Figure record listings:

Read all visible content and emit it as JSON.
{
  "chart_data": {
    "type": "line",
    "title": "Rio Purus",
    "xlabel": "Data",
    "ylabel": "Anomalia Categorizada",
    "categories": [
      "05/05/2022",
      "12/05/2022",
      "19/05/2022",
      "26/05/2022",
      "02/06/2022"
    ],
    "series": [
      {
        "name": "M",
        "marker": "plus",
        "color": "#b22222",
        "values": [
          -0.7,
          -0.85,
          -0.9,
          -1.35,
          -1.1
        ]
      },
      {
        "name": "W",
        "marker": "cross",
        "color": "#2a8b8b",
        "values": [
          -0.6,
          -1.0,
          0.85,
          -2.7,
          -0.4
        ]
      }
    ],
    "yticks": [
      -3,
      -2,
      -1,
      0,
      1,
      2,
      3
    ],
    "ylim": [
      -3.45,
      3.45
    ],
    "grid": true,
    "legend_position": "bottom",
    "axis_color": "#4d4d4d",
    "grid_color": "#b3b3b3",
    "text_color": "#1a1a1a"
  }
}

THE EXERCISE: Copy all of the data exactly.

THE SOLUTION:
Read all visible content and emit it as JSON.
{
  "chart_data": {
    "type": "line",
    "title": "Rio Purus",
    "xlabel": "Data",
    "ylabel": "Anomalia Categorizada",
    "categories": [
      "05/05/2022",
      "12/05/2022",
      "19/05/2022",
      "26/05/2022",
      "02/06/2022"
    ],
    "series": [
      {
        "name": "M",
        "marker": "plus",
        "color": "#b22222",
        "values": [
          -0.7,
          -0.85,
          -0.9,
          -1.35,
          -1.1
        ]
      },
      {
        "name": "W",
        "marker": "cross",
        "color": "#2a8b8b",
        "values": [
          -0.6,
          -1.0,
          0.85,
          -2.7,
          -0.4
        ]
      }
    ],
    "yticks": [
      -3,
      -2,
      -1,
      0,
      1,
      2,
      3
    ],
    "ylim": [
      -3.45,
      3.45
    ],
    "grid": true,
    "legend_position": "bottom",
    "axis_color": "#4d4d4d",
    "grid_color": "#b3b3b3",
    "text_color": "#1a1a1a"
  }
}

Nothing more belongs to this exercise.